* The exercise
Return the entries verbatim and drop every picture.

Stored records
^^^^^^^^^^^^^^^^

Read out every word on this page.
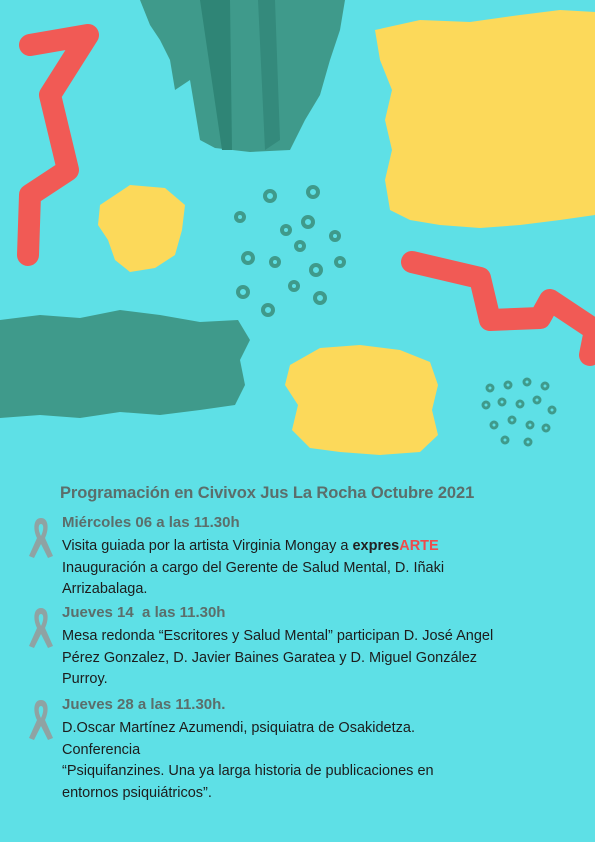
Programación en Civivox Jus La Rocha Octubre 2021
Miércoles 06 a las 11.30h
Visita guiada por la artista Virginia Mongay a expresARTE
Inauguración a cargo del Gerente de Salud Mental, D. Iñaki
Arrizabalaga.
Jueves 14  a las 11.30h
Mesa redonda “Escritores y Salud Mental” participan D. José Angel
Pérez Gonzalez, D. Javier Baines Garatea y D. Miguel González
Purroy.
Jueves 28 a las 11.30h.
D.Oscar Martínez Azumendi, psiquiatra de Osakidetza.
Conferencia
“Psiquifanzines. Una ya larga historia de publicaciones en
entornos psiquiátricos”.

^^^^^^^^^^^^^^^^

* Task result
Read out every word on this page.
Programación en Civivox Jus La Rocha Octubre 2021
Miércoles 06 a las 11.30h
Visita guiada por la artista Virginia Mongay a expresARTE
Inauguración a cargo del Gerente de Salud Mental, D. Iñaki
Arrizabalaga.
Jueves 14  a las 11.30h
Mesa redonda “Escritores y Salud Mental” participan D. José Angel
Pérez Gonzalez, D. Javier Baines Garatea y D. Miguel González
Purroy.
Jueves 28 a las 11.30h.
D.Oscar Martínez Azumendi, psiquiatra de Osakidetza.
Conferencia
“Psiquifanzines. Una ya larga historia de publicaciones en
entornos psiquiátricos”.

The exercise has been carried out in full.